▶ Written exercise:
Copy every line that holds "name".

▶ The records:
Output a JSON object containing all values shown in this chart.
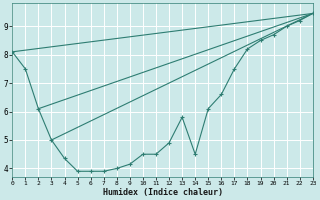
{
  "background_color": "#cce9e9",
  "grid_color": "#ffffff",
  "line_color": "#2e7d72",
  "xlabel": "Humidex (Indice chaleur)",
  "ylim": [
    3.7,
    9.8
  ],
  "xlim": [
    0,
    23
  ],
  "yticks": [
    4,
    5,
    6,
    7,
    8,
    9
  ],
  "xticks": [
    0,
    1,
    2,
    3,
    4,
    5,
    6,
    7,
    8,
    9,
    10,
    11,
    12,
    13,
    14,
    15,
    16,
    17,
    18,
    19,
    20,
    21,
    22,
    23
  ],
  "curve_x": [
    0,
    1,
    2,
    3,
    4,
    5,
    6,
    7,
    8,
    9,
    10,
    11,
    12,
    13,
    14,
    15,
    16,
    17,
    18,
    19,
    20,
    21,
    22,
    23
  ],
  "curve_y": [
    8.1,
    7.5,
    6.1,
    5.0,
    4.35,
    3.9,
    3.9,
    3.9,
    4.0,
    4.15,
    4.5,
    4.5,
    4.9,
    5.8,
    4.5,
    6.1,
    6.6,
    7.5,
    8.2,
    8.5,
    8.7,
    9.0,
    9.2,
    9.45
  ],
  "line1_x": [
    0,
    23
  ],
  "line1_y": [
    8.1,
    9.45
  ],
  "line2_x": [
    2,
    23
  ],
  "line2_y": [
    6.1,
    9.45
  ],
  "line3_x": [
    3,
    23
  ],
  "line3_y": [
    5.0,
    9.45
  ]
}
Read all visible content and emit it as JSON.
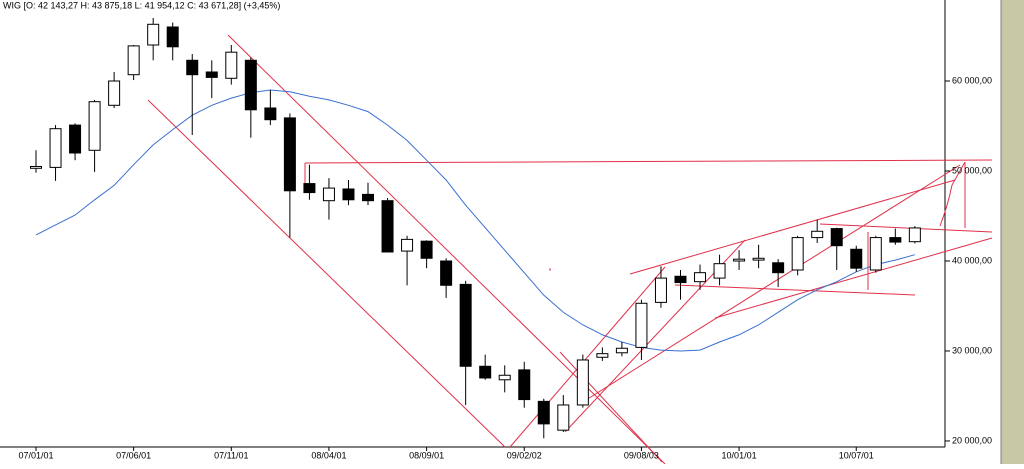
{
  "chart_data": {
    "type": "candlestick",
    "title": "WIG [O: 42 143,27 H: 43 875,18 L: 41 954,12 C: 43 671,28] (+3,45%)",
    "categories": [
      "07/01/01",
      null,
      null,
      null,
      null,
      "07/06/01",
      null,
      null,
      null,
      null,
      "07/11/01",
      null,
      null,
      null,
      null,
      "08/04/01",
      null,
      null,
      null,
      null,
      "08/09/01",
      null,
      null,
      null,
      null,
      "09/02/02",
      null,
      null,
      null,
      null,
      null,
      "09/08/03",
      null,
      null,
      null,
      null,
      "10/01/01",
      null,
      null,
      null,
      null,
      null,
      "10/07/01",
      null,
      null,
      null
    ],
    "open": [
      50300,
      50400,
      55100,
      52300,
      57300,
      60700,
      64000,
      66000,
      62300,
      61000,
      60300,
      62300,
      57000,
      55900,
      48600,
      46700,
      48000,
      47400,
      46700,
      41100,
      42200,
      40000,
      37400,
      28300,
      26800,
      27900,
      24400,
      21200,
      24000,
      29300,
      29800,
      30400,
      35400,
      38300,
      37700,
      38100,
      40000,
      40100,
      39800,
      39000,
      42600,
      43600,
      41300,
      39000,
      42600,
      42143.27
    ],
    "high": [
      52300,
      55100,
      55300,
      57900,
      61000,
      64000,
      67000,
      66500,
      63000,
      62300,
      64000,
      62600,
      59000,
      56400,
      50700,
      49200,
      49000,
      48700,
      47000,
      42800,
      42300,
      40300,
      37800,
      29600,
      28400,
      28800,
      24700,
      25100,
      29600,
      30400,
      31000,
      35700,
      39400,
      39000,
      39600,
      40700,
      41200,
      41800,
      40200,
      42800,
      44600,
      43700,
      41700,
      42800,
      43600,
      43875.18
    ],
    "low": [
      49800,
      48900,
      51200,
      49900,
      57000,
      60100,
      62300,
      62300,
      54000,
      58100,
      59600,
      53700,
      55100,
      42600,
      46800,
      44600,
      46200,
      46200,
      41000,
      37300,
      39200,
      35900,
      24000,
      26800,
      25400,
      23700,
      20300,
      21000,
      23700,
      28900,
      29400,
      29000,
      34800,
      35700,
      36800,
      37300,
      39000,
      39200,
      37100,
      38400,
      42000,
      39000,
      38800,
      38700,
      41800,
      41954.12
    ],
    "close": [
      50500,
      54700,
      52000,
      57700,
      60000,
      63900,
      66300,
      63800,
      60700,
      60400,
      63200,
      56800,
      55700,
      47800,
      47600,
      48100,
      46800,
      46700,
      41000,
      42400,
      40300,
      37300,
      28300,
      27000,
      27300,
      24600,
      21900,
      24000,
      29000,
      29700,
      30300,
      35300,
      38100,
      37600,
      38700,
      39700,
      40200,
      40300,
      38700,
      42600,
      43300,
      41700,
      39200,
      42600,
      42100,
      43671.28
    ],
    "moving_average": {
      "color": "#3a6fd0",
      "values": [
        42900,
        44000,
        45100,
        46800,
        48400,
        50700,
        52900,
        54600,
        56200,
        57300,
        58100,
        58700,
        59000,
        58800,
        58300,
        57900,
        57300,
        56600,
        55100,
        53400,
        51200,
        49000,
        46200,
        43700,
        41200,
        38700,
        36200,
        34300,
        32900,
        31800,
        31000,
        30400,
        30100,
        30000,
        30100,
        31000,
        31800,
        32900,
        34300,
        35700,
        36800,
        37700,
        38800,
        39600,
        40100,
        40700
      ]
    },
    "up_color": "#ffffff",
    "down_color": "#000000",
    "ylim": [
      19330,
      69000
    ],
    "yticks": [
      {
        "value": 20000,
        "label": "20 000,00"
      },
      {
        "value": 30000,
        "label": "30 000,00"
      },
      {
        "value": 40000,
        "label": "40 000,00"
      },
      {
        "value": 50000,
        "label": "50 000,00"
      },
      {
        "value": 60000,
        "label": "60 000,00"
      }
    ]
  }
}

...

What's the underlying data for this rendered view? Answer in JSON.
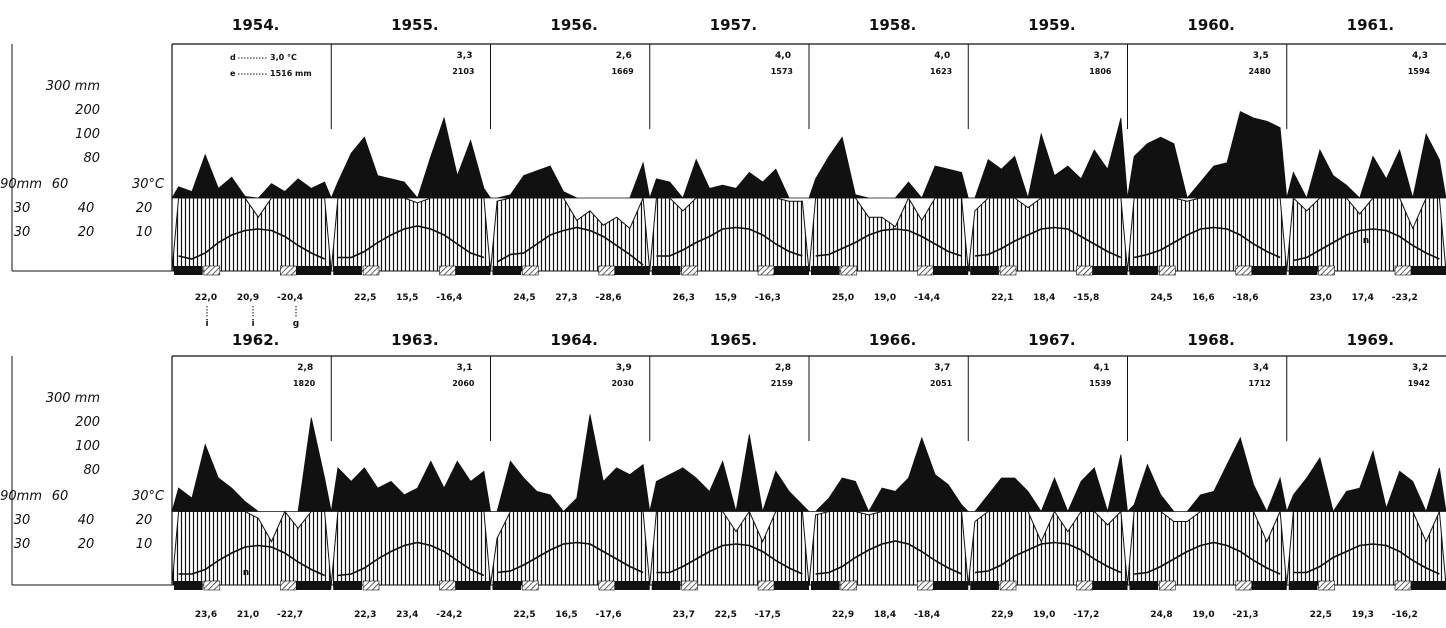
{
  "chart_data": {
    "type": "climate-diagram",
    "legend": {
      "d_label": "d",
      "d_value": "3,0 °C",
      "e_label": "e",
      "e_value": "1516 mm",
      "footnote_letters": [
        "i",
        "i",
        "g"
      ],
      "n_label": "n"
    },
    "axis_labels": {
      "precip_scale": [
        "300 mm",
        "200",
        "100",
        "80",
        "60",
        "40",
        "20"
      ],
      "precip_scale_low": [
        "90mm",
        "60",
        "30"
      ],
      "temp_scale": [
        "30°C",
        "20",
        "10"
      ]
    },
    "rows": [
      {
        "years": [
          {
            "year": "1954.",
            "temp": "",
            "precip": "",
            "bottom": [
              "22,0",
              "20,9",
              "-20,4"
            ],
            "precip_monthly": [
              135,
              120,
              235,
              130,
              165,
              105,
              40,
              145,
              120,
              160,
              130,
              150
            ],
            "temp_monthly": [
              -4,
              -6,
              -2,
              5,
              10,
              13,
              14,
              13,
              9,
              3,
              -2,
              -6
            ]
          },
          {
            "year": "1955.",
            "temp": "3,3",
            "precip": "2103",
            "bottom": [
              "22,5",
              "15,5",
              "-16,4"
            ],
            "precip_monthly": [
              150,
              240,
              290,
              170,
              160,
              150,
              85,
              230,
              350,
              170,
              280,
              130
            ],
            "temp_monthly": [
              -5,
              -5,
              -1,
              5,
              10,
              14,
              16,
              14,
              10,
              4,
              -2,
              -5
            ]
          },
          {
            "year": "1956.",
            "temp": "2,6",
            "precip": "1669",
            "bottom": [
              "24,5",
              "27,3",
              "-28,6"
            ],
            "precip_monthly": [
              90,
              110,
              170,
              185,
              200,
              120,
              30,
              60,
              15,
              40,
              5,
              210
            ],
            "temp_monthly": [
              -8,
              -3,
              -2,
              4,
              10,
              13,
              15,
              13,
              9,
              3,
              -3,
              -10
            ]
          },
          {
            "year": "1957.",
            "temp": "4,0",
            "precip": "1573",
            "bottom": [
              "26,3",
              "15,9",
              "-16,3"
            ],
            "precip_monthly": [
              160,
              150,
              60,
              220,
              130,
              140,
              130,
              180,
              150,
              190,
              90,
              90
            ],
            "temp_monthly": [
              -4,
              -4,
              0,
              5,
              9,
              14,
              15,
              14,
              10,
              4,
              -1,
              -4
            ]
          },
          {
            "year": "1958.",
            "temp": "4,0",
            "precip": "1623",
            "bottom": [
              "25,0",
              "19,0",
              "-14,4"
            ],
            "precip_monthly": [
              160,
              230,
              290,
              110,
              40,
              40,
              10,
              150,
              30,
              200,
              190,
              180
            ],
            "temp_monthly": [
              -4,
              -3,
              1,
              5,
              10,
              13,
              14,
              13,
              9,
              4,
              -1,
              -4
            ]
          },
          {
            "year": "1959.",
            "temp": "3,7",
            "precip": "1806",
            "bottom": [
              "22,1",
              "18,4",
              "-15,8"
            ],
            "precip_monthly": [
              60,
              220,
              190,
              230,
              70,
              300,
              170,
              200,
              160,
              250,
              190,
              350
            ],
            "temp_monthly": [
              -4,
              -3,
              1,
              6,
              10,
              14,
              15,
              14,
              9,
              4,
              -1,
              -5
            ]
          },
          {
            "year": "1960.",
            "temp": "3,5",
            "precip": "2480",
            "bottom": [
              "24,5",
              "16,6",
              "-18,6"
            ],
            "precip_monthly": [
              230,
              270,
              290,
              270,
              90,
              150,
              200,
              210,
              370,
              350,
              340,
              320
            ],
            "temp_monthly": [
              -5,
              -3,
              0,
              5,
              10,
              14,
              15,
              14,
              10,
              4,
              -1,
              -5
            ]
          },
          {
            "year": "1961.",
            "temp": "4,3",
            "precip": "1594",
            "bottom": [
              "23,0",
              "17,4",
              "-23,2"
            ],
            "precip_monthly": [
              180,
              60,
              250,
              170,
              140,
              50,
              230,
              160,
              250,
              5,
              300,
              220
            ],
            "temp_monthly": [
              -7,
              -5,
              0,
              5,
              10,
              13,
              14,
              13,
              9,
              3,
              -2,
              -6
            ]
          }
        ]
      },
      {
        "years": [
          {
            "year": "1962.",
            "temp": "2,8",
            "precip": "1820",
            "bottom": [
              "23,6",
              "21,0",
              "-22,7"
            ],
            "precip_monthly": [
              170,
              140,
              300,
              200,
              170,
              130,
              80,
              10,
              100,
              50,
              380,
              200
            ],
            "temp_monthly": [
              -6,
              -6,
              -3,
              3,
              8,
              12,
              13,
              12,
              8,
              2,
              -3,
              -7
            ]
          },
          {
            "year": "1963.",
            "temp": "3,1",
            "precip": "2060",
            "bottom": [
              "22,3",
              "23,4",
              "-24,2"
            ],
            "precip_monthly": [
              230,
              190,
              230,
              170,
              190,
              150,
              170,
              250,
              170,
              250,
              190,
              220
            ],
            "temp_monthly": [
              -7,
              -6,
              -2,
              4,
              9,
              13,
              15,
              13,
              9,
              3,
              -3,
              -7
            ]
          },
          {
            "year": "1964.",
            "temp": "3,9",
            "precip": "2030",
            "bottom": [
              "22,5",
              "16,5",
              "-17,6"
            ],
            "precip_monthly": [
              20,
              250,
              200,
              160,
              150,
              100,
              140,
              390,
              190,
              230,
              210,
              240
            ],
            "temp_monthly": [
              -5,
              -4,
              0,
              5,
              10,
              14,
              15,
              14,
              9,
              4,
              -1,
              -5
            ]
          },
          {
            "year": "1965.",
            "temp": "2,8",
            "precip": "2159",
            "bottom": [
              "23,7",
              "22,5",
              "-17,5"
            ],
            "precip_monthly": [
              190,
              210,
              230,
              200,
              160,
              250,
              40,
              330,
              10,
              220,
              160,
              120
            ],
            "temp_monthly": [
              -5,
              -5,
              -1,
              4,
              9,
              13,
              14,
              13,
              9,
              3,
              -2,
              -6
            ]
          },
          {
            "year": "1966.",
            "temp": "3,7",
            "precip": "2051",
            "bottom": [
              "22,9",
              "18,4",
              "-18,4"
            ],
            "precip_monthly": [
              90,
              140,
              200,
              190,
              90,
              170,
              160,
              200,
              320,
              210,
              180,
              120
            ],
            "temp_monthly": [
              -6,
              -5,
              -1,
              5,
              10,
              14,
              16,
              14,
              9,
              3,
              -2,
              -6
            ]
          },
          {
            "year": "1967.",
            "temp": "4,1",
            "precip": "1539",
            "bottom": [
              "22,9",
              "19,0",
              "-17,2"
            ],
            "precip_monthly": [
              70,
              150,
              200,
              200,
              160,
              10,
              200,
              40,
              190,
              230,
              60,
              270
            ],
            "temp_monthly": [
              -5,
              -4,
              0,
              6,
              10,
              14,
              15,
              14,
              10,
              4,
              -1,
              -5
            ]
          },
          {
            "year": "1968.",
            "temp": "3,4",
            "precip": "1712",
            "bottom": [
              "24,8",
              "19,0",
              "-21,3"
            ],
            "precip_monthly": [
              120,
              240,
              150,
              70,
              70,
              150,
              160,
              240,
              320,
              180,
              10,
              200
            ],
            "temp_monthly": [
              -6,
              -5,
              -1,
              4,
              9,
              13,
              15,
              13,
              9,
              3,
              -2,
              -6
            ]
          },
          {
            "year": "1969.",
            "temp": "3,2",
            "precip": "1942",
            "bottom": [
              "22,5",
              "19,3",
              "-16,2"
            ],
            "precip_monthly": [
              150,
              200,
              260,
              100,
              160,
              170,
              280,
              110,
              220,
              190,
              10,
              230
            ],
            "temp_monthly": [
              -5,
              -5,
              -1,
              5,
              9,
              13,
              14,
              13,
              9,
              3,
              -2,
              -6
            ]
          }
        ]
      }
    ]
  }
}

---

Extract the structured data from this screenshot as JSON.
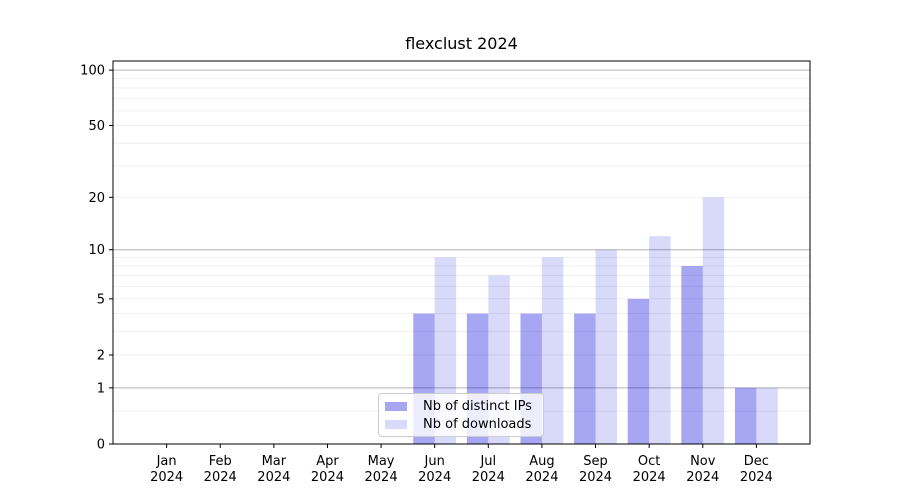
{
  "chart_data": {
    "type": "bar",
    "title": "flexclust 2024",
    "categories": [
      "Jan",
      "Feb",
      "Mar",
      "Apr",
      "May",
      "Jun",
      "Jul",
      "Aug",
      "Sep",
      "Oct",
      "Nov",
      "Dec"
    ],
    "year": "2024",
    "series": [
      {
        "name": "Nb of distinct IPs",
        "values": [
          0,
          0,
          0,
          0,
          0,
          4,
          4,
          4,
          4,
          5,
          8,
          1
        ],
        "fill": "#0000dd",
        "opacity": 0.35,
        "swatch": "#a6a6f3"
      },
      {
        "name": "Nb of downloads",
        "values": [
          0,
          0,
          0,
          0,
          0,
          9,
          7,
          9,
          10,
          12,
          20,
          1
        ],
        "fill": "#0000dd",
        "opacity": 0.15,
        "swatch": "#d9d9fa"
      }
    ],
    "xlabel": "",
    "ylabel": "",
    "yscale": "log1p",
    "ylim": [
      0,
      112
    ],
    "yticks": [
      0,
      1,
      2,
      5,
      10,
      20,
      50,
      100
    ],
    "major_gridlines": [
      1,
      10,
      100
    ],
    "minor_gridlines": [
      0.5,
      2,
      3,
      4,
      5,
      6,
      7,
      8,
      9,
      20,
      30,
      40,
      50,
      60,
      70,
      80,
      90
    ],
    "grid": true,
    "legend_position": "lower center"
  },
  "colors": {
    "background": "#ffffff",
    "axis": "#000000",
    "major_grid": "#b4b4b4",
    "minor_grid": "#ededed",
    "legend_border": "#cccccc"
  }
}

▶ Answer to the exercise:
        "name": "Nb of distinct IPs",
        "name": "Nb of downloads",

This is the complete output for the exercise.